* [Short task]:
Wherever the word "JSON" turns up in a line of the entries, copy that line.

* [Records]:
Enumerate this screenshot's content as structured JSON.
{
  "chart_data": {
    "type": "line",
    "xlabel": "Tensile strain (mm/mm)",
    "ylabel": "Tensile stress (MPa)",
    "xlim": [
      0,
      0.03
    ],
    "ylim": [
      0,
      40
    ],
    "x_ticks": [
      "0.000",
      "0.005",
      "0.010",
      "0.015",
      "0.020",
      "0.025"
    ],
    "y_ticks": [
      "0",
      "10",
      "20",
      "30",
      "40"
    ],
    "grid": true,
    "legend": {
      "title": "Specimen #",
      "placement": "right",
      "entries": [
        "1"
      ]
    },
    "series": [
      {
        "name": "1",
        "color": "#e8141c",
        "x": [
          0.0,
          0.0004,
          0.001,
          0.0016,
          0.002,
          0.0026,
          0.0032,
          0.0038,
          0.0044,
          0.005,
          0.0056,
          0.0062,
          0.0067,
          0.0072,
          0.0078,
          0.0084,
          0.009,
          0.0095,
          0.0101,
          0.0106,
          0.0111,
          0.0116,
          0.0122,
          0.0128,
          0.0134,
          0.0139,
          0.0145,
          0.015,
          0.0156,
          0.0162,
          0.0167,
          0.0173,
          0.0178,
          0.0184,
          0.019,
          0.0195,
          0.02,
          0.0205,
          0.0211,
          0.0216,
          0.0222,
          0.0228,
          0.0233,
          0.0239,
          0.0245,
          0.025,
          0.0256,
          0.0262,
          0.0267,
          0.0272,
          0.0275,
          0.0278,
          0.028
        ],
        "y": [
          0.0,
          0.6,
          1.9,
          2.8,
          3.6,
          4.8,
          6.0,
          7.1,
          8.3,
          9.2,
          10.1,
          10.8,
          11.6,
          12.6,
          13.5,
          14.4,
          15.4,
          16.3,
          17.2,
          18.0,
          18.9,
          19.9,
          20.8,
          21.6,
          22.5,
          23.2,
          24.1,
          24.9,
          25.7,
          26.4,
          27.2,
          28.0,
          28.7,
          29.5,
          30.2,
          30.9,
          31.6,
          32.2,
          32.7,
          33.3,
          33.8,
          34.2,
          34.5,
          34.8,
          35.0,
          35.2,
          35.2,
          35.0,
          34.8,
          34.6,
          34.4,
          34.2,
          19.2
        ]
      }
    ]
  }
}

...

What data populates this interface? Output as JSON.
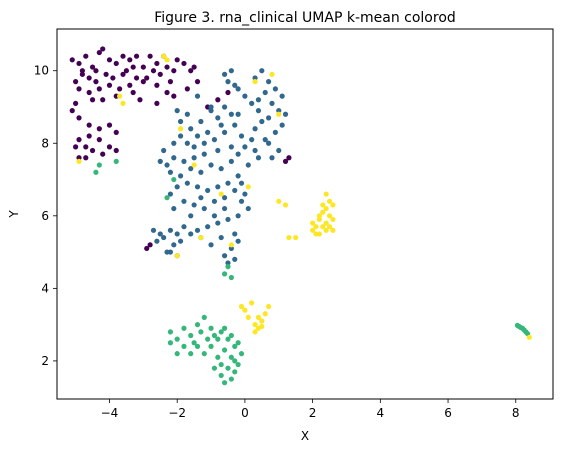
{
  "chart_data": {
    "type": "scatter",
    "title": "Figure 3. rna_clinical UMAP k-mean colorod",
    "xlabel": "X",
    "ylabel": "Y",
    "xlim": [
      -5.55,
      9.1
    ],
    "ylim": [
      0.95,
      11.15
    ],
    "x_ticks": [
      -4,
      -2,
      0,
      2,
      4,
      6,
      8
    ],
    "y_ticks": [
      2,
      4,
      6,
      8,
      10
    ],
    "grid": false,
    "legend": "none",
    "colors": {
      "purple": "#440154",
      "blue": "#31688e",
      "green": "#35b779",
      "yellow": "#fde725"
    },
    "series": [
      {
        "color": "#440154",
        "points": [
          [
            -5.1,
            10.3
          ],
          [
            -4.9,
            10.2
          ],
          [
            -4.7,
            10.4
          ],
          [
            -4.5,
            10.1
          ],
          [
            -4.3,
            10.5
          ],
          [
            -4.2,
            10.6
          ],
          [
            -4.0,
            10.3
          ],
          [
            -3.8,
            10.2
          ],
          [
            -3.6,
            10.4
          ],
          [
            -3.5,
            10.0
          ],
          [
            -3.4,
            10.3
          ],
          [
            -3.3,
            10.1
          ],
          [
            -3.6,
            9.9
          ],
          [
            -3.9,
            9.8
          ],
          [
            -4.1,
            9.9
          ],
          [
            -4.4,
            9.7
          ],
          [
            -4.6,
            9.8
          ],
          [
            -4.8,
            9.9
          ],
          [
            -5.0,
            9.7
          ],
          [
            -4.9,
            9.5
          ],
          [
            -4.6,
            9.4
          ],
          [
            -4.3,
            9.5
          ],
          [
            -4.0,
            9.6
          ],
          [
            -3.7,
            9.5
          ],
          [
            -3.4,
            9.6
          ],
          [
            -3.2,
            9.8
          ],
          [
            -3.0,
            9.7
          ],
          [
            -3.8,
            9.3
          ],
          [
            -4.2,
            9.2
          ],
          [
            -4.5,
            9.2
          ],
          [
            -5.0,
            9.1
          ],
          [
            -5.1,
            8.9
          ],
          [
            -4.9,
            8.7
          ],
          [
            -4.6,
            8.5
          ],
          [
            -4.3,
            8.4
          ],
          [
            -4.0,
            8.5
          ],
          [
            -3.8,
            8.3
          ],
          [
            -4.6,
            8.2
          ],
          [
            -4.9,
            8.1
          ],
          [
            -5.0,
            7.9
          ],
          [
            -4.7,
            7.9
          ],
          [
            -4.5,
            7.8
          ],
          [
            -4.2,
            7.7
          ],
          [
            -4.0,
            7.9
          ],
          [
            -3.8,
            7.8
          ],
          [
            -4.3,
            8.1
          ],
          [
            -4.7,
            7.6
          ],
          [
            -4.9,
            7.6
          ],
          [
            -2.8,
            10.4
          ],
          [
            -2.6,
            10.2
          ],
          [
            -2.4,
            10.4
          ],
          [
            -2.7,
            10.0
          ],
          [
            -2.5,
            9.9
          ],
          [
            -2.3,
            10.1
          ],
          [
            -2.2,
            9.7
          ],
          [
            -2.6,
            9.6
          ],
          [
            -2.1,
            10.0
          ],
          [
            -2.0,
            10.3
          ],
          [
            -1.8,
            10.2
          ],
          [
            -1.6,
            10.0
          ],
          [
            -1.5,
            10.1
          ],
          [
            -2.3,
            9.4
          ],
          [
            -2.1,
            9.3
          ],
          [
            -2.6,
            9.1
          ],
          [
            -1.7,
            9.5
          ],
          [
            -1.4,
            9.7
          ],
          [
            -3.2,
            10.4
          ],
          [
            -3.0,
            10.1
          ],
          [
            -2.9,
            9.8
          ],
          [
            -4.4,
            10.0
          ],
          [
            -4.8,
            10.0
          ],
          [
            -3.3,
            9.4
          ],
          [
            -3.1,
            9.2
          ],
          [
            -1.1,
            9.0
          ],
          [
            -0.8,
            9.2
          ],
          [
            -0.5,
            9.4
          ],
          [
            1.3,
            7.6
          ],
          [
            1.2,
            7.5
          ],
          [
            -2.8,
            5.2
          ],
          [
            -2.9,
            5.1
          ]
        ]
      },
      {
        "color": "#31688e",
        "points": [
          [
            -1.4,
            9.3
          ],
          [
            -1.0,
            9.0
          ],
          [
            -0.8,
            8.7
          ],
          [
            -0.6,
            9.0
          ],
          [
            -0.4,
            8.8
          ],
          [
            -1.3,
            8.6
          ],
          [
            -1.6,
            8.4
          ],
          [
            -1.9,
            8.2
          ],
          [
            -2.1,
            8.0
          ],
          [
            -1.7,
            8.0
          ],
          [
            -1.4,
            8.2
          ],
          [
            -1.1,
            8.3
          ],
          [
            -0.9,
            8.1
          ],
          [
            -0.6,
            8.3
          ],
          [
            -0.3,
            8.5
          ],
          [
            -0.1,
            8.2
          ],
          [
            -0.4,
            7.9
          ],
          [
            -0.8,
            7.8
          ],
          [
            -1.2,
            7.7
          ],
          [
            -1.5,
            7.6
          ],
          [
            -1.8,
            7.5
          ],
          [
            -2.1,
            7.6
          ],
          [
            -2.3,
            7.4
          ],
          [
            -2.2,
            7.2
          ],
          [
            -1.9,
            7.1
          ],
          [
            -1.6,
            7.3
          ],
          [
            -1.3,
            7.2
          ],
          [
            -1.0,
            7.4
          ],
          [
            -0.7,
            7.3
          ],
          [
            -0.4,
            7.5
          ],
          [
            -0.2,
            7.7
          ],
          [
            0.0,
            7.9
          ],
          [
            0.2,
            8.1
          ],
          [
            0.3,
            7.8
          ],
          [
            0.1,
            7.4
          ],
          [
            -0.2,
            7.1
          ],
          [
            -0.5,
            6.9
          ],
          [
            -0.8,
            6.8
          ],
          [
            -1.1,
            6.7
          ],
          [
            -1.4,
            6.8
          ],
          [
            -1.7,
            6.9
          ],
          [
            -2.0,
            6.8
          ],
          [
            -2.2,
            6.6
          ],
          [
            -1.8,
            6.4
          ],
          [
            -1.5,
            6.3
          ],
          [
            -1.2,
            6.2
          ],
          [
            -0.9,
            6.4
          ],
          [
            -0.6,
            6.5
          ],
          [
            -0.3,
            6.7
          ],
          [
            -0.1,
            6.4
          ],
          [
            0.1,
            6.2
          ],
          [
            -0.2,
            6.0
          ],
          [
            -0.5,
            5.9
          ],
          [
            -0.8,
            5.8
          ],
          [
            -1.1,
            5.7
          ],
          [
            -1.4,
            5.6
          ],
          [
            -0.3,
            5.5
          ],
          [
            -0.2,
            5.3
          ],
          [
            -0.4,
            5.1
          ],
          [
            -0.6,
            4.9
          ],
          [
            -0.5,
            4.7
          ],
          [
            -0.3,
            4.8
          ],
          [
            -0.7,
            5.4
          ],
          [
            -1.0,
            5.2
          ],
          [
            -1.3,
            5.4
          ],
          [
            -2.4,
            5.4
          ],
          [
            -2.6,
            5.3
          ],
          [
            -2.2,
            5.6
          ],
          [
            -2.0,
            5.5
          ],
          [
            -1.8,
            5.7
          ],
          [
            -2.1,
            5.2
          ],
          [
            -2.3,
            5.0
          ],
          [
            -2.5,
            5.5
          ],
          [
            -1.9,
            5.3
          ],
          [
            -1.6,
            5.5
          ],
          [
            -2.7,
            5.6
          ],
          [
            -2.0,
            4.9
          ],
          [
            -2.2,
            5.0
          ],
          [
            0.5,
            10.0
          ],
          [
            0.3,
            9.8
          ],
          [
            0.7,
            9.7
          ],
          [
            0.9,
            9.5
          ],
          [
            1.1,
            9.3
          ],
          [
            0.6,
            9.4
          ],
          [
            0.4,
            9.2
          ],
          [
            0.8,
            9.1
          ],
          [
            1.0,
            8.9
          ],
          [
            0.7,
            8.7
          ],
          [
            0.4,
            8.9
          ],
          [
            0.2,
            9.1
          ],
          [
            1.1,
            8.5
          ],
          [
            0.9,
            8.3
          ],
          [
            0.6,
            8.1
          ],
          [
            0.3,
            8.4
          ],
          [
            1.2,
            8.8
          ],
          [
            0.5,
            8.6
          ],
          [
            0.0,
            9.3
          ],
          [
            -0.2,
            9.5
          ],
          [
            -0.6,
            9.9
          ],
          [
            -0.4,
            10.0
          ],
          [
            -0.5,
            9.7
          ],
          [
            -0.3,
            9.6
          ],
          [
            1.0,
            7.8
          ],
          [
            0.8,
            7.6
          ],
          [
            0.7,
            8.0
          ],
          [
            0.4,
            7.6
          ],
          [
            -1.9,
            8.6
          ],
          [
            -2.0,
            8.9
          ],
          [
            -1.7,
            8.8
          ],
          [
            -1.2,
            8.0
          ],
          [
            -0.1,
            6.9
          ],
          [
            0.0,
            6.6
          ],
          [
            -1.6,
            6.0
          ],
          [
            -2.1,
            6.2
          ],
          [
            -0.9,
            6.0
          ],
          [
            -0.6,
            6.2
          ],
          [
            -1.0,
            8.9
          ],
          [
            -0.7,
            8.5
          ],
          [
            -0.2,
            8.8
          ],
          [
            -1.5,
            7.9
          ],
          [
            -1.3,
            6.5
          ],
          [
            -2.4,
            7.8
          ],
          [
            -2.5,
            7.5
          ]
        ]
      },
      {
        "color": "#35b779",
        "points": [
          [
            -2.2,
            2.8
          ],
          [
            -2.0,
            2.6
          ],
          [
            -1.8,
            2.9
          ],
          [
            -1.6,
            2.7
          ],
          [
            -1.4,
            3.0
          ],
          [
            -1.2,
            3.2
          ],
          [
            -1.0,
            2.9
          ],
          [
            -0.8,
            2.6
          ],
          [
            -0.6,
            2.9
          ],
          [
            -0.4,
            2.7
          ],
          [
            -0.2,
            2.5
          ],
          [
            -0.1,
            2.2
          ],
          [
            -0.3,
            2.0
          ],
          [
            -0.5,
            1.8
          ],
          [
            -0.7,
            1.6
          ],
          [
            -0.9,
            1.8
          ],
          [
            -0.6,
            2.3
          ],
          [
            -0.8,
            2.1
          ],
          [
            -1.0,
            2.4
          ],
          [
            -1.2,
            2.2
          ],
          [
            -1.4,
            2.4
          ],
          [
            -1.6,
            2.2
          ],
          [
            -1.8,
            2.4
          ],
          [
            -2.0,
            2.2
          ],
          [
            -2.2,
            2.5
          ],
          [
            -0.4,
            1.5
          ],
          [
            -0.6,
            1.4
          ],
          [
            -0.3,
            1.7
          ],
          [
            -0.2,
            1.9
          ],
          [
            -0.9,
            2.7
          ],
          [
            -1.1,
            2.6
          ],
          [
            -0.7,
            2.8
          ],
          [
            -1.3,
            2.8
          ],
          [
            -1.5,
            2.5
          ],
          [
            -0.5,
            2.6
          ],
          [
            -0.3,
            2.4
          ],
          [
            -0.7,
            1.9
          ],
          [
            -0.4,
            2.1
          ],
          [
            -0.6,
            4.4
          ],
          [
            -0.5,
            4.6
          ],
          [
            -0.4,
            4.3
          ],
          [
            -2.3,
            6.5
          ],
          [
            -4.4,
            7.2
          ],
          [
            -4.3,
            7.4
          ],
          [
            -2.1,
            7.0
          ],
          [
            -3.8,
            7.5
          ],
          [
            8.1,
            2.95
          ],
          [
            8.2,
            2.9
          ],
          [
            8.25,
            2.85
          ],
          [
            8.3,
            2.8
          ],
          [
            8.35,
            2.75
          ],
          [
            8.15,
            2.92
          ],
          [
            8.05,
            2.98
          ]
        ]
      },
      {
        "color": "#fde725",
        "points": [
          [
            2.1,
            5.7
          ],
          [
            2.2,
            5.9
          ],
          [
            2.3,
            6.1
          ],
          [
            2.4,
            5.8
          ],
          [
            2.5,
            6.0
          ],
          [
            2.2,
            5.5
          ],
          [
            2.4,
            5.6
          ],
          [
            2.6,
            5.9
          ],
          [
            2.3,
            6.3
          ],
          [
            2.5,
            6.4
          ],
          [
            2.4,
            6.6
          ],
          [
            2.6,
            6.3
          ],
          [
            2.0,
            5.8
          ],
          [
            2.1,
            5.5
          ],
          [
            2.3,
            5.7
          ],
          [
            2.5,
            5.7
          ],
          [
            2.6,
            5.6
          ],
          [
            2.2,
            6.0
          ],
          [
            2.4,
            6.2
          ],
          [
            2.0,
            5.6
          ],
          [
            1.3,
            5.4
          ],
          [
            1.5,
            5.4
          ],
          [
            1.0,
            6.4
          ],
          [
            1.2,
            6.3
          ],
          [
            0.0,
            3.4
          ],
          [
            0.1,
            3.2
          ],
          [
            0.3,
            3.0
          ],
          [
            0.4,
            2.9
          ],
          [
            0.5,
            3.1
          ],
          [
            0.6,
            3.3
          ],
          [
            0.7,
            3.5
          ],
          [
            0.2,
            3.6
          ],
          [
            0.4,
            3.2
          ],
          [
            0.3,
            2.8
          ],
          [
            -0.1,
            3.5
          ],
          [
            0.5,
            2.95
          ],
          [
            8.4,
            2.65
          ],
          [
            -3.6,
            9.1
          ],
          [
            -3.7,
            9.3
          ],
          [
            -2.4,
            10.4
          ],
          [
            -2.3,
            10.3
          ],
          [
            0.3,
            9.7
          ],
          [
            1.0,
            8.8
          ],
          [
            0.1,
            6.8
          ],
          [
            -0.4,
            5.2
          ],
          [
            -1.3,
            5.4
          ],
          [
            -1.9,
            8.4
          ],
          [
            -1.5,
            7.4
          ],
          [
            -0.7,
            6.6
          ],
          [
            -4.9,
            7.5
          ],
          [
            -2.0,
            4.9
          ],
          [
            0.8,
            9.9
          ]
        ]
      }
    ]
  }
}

* [Complete response]:
Enumerate this screenshot's content as structured JSON.
What data populates this interface? Output as JSON.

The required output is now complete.